**TO BE DONE:**
Go through the records and copy each line where the word "Windows" occurs.

======== RECORD EXTRACTS

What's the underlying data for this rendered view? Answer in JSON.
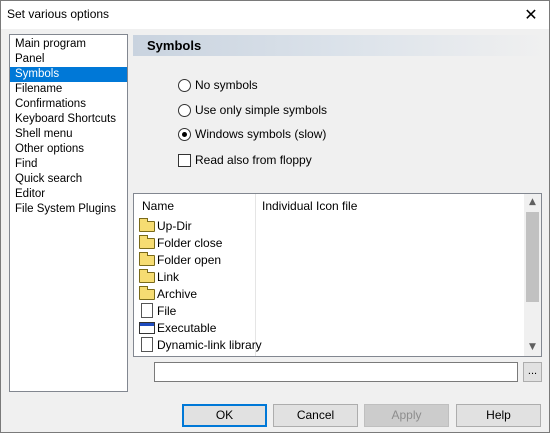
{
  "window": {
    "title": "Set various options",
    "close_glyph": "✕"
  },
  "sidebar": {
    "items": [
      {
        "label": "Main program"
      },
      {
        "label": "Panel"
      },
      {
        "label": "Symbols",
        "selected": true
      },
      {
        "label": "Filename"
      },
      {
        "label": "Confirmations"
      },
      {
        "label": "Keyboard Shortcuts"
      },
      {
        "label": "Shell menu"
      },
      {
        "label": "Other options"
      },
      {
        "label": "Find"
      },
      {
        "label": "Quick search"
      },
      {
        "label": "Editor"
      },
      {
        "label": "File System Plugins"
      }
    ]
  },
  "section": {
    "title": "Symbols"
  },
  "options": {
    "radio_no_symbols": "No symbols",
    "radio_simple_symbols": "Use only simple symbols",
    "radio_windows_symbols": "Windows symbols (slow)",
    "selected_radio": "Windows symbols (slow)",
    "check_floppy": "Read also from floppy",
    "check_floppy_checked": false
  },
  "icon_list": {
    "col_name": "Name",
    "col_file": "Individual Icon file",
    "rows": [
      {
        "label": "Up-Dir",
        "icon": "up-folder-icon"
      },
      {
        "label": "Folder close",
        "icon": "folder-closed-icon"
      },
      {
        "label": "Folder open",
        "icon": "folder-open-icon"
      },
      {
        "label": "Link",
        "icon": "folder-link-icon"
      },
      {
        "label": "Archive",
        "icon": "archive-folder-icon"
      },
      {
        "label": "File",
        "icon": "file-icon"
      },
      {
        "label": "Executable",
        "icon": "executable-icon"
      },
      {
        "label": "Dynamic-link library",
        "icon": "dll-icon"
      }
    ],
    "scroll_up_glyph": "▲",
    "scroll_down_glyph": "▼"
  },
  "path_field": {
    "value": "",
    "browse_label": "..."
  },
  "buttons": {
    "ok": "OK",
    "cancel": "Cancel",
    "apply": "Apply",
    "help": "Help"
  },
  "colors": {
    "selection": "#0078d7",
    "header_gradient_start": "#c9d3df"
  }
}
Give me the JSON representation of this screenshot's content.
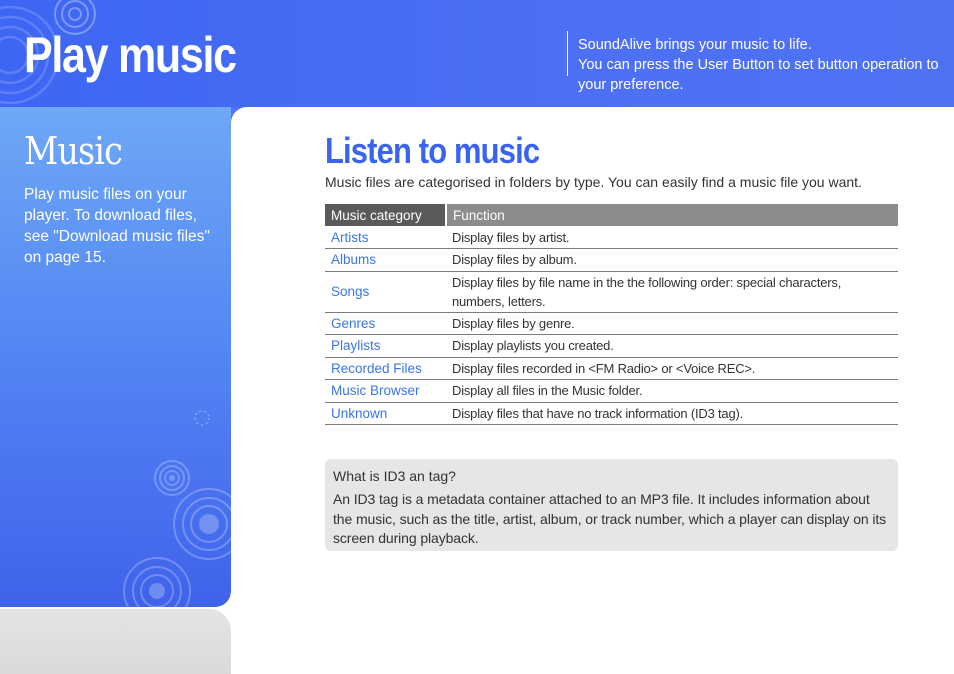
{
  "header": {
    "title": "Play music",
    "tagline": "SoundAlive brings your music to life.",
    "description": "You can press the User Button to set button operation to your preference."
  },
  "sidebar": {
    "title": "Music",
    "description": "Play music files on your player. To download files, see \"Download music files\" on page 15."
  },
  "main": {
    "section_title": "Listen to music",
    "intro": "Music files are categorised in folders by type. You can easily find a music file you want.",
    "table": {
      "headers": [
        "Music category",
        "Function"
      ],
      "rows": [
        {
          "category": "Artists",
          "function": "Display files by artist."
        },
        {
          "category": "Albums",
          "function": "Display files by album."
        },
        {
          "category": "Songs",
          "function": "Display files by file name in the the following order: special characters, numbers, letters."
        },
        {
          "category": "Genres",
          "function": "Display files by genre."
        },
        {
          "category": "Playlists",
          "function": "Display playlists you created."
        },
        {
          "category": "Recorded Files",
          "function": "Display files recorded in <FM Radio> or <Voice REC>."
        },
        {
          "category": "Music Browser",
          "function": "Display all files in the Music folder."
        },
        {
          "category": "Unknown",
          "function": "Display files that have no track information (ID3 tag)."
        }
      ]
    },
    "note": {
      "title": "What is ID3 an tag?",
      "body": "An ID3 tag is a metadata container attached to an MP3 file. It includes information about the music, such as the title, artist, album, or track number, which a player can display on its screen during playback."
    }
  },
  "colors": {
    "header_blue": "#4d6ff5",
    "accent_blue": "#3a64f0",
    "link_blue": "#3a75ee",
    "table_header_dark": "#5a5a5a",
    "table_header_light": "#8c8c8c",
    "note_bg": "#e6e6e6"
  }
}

================
======== RECORD EXTRACTS

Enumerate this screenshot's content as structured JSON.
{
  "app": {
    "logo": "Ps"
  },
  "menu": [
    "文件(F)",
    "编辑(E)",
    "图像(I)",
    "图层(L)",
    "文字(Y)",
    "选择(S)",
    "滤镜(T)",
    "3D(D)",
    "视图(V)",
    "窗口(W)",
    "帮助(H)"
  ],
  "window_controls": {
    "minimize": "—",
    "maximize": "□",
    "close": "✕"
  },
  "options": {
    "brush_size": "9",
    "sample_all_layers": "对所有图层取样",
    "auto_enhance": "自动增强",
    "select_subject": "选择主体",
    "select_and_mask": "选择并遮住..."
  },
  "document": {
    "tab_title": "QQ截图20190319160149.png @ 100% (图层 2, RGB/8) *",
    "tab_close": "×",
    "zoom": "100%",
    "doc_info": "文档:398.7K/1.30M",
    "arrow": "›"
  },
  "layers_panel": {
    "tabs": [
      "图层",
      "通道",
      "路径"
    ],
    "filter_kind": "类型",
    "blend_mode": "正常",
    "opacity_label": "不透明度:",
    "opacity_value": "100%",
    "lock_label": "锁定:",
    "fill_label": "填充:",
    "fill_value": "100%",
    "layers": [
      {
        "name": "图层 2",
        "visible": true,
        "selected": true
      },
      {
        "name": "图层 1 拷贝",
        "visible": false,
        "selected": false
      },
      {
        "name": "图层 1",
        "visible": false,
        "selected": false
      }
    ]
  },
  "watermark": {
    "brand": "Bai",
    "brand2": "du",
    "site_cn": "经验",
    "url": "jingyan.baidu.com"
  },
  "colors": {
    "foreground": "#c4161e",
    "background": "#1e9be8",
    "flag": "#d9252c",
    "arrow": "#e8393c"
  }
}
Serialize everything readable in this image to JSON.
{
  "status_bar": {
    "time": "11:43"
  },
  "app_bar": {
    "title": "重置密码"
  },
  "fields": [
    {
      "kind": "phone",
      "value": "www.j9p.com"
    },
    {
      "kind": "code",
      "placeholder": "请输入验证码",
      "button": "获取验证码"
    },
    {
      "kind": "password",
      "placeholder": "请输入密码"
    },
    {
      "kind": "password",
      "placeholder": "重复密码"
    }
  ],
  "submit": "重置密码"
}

================

**OUTPUT:**
    "radio_windows_symbols": "Windows symbols (slow)",
    "selected_radio": "Windows symbols (slow)",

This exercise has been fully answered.